▶ Task requirements: Find the word "пищеварения" in the records below. List each line containing it.

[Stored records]

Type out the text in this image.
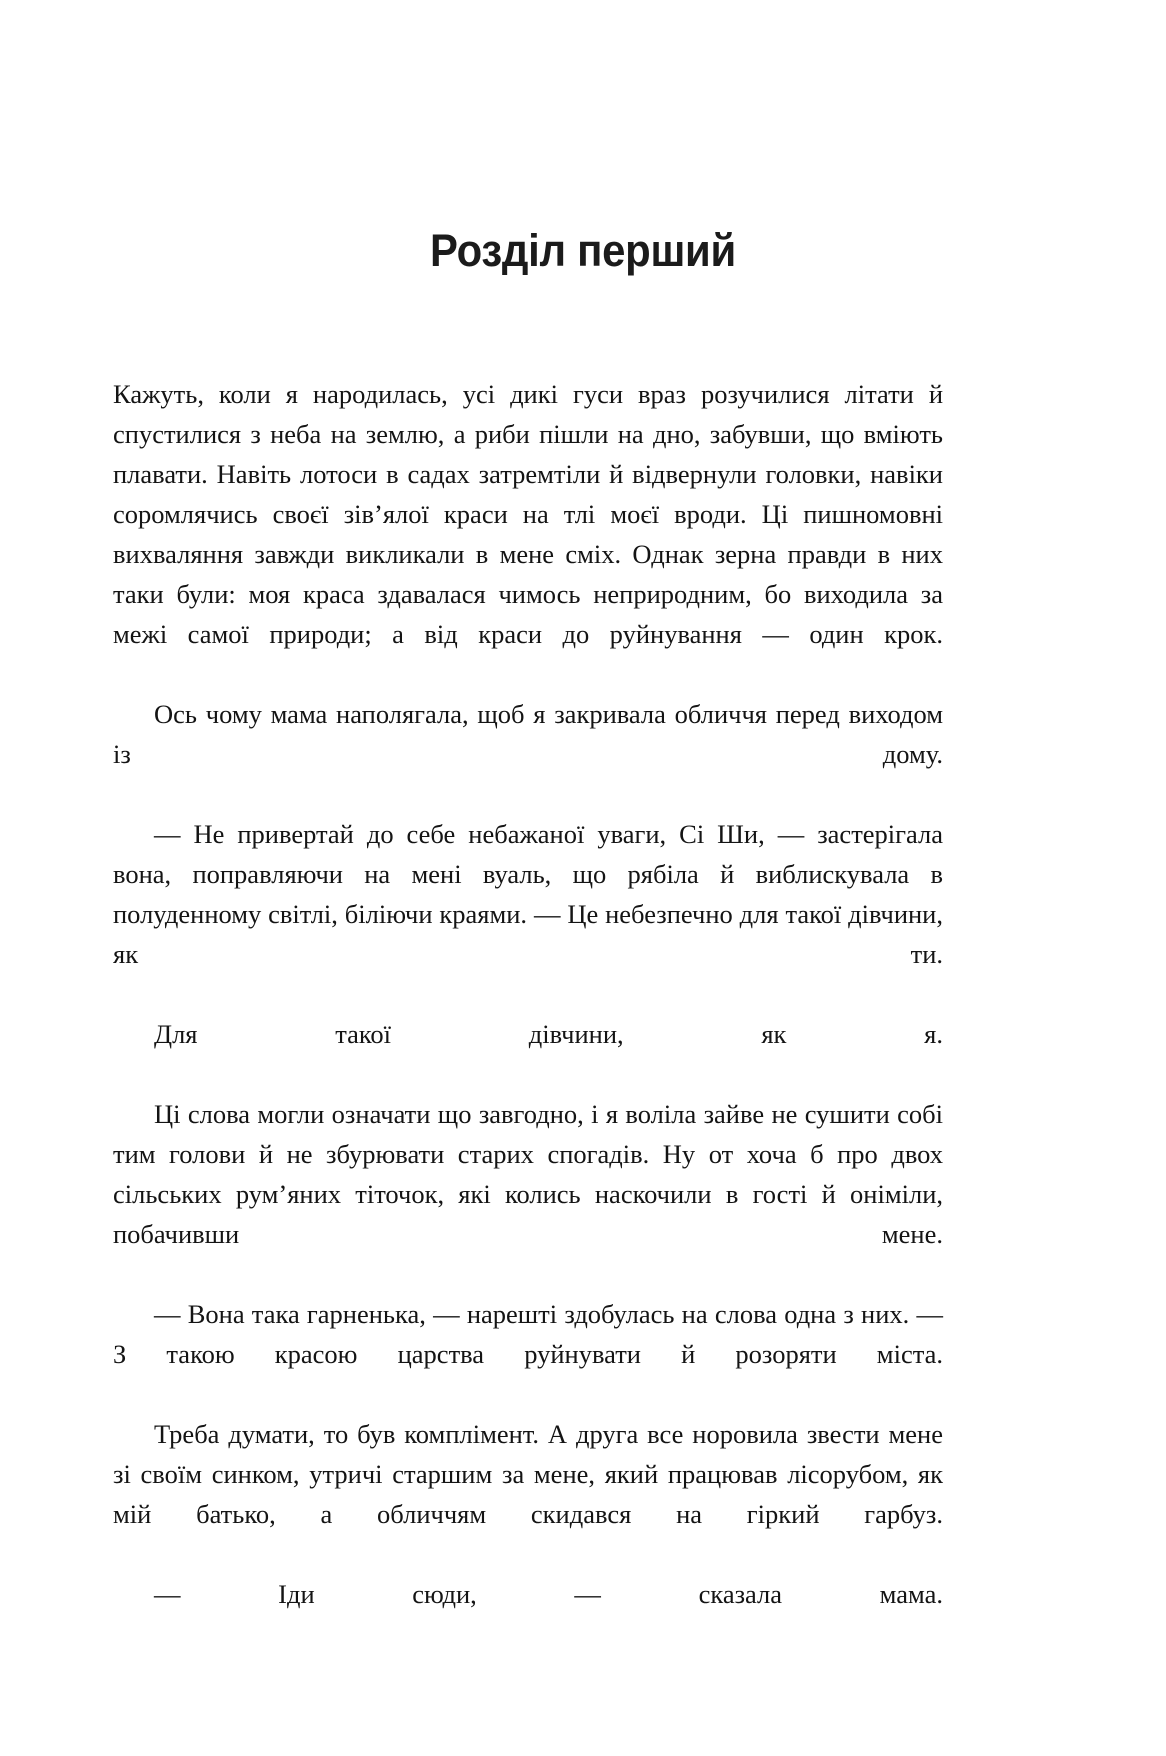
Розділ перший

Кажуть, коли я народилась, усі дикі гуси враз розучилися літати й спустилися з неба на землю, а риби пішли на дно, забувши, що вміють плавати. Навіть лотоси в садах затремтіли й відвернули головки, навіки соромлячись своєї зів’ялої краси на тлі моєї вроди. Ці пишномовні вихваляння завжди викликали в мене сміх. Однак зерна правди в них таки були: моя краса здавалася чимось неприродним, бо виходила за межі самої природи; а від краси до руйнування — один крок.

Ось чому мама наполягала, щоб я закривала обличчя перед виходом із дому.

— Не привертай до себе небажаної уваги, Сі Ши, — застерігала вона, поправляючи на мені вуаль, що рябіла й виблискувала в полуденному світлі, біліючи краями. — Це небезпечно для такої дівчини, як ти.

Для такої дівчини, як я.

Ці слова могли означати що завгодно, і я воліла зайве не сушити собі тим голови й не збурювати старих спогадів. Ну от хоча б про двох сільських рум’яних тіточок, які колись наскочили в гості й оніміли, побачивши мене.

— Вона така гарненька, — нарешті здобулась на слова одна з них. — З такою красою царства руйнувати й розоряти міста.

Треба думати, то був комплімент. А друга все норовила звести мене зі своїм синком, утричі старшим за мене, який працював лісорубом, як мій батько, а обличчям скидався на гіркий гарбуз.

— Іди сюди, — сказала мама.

---

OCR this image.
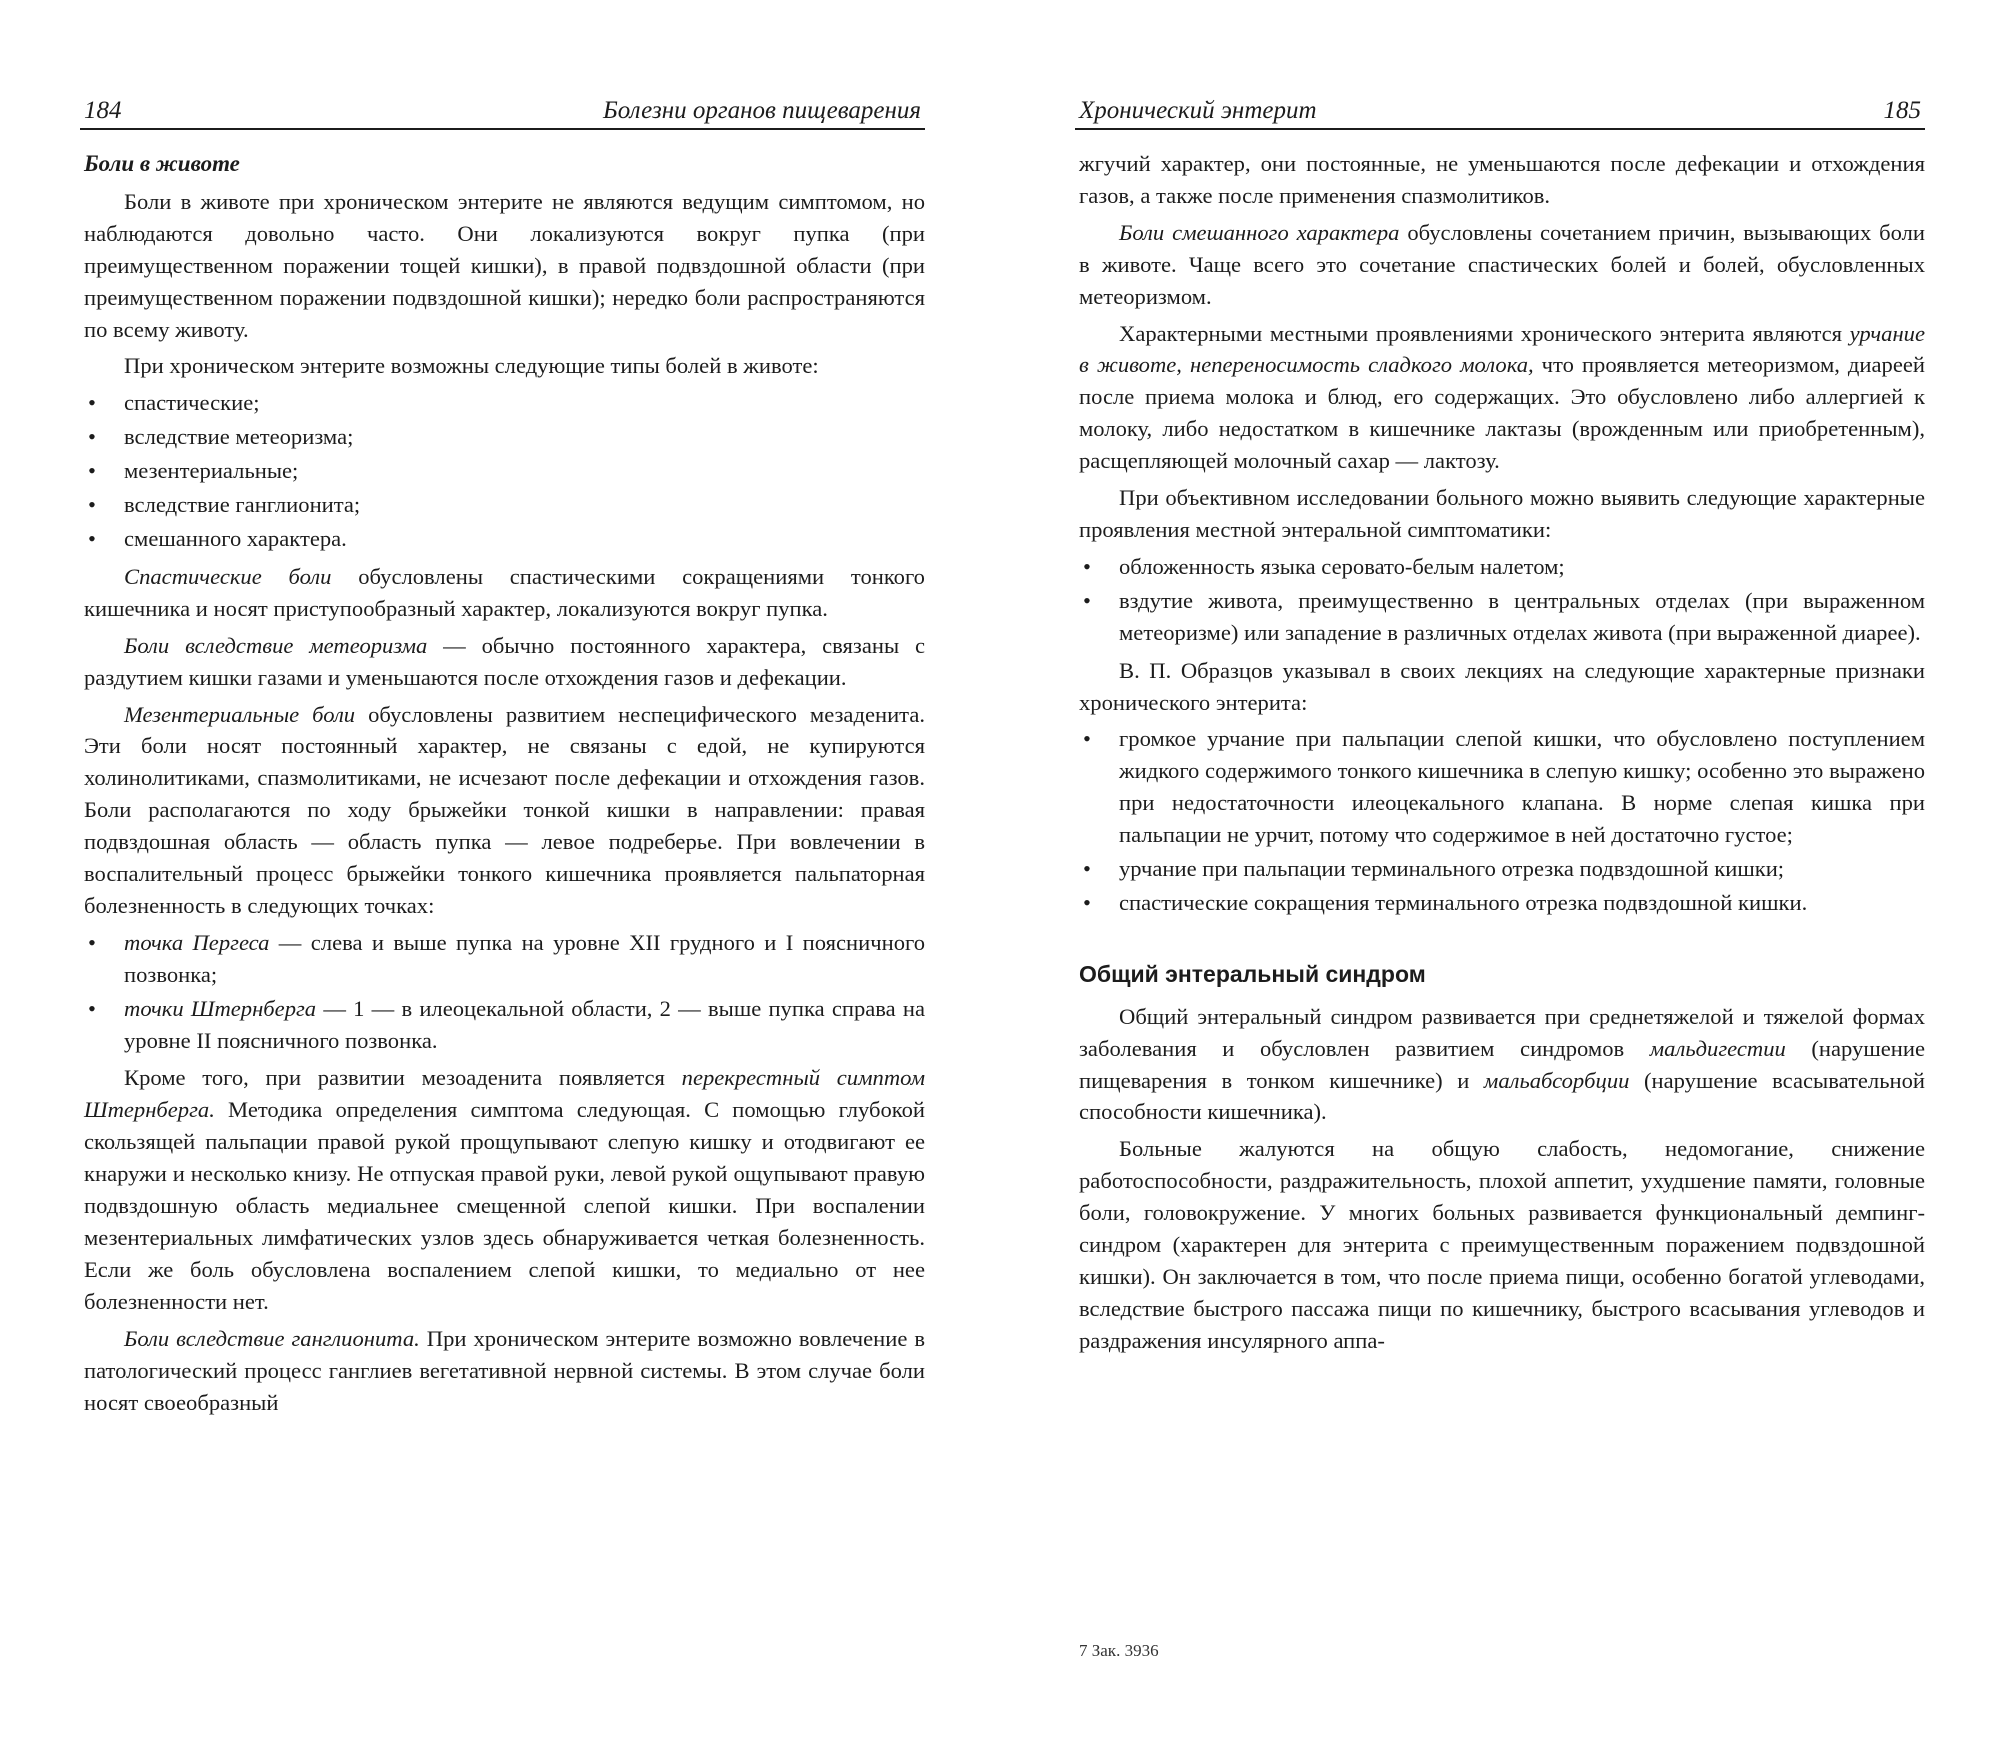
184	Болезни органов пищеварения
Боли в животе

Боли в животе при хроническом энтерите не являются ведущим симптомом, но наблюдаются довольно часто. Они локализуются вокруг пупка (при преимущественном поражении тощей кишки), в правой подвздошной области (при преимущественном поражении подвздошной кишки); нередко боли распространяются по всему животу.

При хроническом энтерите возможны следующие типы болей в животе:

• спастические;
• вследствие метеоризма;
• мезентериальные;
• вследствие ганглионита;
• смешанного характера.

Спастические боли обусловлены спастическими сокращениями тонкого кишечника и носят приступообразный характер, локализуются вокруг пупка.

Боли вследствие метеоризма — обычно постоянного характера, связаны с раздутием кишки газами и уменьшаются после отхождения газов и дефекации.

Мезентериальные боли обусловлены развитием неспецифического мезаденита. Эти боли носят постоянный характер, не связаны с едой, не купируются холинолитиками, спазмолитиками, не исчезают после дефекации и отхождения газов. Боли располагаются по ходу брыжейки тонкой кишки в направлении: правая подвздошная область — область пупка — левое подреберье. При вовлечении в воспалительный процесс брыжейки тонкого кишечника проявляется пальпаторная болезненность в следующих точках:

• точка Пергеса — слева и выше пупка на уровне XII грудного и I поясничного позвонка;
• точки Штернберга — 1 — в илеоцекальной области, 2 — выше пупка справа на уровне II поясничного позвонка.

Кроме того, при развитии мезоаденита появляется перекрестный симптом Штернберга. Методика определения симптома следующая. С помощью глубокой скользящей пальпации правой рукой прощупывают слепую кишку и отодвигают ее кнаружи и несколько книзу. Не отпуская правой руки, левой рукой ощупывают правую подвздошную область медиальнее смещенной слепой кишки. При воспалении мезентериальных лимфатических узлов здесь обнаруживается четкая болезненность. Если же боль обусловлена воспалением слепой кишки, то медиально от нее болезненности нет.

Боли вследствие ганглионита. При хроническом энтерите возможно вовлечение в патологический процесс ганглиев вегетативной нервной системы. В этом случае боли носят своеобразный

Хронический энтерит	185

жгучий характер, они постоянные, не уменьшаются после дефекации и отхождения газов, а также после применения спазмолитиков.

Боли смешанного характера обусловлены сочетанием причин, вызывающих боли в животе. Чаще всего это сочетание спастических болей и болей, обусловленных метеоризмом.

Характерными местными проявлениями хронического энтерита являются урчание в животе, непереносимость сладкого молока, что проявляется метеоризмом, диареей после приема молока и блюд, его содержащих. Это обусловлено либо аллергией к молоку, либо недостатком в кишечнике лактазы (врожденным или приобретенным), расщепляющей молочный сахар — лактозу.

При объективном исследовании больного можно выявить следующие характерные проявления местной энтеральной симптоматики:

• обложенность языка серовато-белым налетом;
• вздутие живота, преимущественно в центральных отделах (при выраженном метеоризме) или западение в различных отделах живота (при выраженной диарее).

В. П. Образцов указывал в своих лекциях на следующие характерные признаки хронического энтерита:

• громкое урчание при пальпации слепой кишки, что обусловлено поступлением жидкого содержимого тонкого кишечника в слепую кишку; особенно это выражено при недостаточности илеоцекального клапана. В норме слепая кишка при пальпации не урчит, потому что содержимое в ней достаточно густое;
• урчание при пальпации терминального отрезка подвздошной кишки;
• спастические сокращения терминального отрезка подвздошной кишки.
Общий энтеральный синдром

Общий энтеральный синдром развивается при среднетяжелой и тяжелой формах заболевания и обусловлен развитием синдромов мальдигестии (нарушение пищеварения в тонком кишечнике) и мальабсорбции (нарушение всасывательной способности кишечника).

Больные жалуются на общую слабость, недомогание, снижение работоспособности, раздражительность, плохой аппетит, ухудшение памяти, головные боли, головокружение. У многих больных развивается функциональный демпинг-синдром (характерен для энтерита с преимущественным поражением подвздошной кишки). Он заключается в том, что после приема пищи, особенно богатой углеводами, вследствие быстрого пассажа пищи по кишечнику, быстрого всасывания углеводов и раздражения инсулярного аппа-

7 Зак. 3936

▶ Result for this task:
184	Болезни органов пищеварения
Общий энтеральный синдром развивается при среднетяжелой и тяжелой формах заболевания и обусловлен развитием синдромов мальдигестии (нарушение пищеварения в тонком кишечнике) и мальабсорбции (нарушение всасывательной способности кишечника).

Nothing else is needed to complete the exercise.